Collection entries:
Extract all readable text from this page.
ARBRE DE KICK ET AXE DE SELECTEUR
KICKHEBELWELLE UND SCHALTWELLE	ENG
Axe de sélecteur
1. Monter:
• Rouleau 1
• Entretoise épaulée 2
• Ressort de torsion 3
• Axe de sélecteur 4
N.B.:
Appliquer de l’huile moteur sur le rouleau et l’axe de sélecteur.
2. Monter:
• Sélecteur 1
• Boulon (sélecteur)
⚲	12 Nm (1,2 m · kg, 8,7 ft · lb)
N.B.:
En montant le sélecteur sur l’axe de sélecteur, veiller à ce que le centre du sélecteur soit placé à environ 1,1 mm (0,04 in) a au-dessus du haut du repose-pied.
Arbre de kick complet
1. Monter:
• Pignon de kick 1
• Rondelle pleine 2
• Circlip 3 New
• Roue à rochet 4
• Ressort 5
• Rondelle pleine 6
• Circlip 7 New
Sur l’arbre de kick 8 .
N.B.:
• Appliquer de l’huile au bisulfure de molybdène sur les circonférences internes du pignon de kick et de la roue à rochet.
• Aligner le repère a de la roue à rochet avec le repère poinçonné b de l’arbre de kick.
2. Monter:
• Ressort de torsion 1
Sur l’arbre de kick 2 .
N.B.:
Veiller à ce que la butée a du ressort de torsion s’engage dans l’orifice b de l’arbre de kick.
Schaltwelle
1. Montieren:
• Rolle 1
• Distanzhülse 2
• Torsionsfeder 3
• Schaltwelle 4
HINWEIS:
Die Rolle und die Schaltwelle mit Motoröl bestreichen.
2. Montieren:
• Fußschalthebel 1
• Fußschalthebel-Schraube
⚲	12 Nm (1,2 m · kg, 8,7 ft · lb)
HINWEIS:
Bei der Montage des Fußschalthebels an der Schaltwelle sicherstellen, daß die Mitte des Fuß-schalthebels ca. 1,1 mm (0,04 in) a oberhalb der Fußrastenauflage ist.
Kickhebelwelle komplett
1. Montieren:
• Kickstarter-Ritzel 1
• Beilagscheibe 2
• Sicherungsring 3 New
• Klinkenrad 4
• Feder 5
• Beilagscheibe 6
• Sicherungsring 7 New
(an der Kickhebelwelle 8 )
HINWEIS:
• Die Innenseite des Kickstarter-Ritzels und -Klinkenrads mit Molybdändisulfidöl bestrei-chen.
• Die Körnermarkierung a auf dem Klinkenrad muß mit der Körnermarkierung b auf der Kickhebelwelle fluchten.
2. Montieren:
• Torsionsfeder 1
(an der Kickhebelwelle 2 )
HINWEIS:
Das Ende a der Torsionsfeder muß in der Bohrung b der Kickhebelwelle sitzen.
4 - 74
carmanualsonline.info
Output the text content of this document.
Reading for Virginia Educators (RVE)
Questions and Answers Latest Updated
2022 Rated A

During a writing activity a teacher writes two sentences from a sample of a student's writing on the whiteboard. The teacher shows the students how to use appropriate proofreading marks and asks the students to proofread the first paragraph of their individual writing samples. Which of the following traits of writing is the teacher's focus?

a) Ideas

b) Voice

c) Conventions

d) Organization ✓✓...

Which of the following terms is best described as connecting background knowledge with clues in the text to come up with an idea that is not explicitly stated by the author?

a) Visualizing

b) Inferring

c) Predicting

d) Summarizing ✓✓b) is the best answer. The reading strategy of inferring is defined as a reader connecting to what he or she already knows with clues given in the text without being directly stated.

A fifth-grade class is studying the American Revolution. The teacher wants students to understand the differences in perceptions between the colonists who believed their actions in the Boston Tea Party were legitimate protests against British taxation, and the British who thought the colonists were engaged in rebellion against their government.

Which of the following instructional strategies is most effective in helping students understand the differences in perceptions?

## Written problem
Copy each line of the preceding data that contains the string "Appliquer".

## Exercise solution
Appliquer de l’huile moteur sur le rouleau et l’axe de sélecteur.
• Appliquer de l’huile au bisulfure de molybdène sur les circonférences internes du pignon de kick et de la roue à rochet.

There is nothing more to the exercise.